Problem details —
Copy out the lines that have "SMOOTHing" in them.

Provided data —
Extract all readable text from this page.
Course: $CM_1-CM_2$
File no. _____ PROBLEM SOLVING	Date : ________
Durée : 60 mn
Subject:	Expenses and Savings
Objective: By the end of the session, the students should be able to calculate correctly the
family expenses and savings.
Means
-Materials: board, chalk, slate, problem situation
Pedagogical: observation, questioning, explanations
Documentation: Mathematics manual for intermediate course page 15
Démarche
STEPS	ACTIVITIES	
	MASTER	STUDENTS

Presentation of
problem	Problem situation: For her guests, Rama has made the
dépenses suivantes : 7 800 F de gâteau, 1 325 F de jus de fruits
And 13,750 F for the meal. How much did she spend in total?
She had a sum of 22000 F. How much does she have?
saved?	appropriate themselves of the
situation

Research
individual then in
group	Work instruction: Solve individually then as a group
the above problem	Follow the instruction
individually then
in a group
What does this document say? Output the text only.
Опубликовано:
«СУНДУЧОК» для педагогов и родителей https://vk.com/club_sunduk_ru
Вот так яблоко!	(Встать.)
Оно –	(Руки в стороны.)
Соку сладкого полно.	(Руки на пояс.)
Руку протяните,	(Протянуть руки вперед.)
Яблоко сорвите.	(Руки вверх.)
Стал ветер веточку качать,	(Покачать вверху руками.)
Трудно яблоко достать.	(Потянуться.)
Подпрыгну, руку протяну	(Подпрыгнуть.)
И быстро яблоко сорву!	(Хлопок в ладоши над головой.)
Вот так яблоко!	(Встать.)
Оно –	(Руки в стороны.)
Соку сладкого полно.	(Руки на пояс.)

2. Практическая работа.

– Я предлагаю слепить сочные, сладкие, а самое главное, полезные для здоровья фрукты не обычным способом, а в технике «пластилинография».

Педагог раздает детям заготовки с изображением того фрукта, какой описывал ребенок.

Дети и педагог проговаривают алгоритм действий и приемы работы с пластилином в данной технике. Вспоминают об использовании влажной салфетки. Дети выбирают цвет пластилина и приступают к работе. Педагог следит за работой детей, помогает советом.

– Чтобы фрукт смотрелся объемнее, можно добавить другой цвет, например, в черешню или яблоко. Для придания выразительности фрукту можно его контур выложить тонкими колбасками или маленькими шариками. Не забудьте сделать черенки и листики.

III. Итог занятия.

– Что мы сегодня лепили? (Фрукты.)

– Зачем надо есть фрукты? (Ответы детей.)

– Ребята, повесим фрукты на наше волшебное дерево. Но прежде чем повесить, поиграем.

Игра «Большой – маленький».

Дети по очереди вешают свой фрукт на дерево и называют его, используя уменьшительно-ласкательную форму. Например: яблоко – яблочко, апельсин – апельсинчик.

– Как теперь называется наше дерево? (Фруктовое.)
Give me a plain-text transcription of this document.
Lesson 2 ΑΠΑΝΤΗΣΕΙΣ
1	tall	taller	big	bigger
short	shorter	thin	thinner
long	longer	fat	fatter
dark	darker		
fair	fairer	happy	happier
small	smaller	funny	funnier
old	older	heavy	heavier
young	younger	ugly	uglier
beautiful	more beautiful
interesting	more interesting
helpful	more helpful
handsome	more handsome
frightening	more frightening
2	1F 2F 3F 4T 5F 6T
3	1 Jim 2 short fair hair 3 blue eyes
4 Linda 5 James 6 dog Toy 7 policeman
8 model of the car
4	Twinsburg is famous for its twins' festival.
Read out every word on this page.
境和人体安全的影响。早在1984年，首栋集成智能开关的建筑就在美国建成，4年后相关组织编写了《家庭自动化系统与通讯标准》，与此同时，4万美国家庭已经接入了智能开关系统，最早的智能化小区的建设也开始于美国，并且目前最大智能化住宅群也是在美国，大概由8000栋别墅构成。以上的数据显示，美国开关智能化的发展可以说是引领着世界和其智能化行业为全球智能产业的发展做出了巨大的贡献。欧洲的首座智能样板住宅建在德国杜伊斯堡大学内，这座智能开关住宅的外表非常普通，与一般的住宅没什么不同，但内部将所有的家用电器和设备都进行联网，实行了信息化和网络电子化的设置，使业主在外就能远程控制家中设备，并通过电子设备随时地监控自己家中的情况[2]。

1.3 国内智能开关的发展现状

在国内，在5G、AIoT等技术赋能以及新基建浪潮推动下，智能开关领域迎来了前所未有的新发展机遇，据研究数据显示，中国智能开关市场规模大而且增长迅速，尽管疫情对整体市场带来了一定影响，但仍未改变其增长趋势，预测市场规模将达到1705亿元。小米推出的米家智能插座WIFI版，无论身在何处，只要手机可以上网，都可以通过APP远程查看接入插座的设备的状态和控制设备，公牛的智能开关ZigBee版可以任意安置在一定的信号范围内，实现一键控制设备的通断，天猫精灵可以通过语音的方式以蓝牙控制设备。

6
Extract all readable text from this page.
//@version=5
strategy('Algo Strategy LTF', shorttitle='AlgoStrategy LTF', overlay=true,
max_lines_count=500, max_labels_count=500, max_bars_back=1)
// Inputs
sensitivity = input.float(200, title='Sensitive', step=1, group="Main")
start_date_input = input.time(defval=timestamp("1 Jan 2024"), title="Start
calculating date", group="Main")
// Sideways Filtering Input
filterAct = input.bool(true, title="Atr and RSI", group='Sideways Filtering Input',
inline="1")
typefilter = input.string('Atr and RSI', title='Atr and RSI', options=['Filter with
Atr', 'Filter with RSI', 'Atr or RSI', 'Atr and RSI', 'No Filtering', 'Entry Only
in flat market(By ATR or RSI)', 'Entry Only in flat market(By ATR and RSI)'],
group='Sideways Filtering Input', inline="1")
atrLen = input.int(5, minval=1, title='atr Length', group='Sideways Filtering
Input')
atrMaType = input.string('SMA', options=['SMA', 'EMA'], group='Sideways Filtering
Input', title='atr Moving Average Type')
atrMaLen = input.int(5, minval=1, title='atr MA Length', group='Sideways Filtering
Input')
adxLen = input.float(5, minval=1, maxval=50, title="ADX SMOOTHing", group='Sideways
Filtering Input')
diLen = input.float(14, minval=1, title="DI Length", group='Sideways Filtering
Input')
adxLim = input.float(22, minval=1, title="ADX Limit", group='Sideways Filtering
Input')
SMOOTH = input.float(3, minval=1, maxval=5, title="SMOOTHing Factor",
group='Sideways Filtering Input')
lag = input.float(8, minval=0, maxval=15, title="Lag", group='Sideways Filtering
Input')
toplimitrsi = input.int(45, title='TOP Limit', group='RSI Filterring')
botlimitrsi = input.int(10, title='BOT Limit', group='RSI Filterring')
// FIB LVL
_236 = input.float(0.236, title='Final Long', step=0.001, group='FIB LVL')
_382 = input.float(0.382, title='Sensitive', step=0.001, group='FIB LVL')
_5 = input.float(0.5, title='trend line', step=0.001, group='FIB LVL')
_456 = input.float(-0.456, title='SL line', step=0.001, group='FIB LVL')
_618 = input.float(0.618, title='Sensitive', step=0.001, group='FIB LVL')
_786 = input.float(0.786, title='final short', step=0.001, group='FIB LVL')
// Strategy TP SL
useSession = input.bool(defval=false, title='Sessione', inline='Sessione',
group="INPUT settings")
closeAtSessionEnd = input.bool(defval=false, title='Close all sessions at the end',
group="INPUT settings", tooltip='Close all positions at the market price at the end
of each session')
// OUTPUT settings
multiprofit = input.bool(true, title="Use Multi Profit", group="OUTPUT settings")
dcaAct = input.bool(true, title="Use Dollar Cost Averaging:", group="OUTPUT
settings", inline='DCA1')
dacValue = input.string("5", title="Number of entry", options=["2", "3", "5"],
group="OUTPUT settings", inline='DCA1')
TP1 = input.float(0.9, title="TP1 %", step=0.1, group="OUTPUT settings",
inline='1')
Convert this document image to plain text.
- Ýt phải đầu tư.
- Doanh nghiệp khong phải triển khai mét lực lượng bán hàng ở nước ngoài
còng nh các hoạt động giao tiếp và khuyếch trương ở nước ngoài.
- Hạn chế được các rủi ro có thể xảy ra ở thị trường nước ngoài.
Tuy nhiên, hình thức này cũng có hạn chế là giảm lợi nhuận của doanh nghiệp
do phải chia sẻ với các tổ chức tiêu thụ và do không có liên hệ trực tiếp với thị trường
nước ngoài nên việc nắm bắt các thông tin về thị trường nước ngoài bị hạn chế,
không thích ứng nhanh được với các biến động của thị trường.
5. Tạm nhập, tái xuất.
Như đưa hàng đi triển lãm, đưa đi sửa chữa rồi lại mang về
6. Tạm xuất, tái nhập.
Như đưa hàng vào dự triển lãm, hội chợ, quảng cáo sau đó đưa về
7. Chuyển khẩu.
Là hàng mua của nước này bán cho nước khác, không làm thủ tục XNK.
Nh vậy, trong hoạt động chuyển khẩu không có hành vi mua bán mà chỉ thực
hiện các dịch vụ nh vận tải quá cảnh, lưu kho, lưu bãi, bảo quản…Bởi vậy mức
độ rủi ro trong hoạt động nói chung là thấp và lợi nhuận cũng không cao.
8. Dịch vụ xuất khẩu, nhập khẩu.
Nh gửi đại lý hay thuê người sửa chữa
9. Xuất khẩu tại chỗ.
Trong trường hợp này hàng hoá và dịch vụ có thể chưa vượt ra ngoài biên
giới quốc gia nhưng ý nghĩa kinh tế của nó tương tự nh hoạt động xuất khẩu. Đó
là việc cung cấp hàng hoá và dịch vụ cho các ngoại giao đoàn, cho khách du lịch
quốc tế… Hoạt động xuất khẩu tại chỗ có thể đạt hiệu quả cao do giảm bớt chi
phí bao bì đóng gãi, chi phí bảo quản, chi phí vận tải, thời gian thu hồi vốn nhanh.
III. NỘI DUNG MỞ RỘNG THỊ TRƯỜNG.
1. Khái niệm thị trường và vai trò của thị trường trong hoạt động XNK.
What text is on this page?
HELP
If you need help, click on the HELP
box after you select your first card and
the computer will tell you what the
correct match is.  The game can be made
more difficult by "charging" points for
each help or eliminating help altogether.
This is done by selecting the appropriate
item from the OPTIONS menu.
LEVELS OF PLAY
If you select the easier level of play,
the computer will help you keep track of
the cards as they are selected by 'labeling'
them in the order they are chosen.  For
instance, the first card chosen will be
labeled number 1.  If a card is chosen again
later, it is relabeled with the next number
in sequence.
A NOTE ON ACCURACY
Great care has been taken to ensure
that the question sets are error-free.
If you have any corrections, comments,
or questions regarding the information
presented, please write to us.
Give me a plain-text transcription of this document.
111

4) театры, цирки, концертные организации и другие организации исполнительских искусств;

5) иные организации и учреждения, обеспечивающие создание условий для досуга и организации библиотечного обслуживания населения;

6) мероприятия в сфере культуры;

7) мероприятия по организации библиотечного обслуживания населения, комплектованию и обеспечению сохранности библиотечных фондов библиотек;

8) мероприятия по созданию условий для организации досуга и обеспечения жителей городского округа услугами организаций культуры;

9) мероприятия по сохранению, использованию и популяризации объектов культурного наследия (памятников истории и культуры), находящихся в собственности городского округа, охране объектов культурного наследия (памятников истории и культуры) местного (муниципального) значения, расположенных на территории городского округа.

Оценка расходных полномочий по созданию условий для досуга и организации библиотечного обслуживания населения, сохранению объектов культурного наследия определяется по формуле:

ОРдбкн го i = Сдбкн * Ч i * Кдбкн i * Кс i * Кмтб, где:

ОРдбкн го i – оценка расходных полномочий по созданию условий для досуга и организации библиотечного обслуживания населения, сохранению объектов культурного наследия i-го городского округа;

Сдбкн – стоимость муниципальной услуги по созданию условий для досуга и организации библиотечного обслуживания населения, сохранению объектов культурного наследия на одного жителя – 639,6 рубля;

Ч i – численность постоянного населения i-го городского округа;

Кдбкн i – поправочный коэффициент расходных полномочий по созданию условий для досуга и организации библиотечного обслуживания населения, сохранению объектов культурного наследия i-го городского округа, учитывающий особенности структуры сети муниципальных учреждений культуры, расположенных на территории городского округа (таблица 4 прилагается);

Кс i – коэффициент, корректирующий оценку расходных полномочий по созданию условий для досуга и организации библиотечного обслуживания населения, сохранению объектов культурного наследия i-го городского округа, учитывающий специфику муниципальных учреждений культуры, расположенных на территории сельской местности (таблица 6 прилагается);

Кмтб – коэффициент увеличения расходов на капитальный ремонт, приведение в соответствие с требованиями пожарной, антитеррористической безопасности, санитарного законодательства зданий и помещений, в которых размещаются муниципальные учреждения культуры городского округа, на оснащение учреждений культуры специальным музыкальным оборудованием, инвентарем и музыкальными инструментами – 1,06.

Output for this exercise —
adxLen = input.float(5, minval=1, maxval=50, title="ADX SMOOTHing", group='Sideways
SMOOTH = input.float(3, minval=1, maxval=5, title="SMOOTHing Factor",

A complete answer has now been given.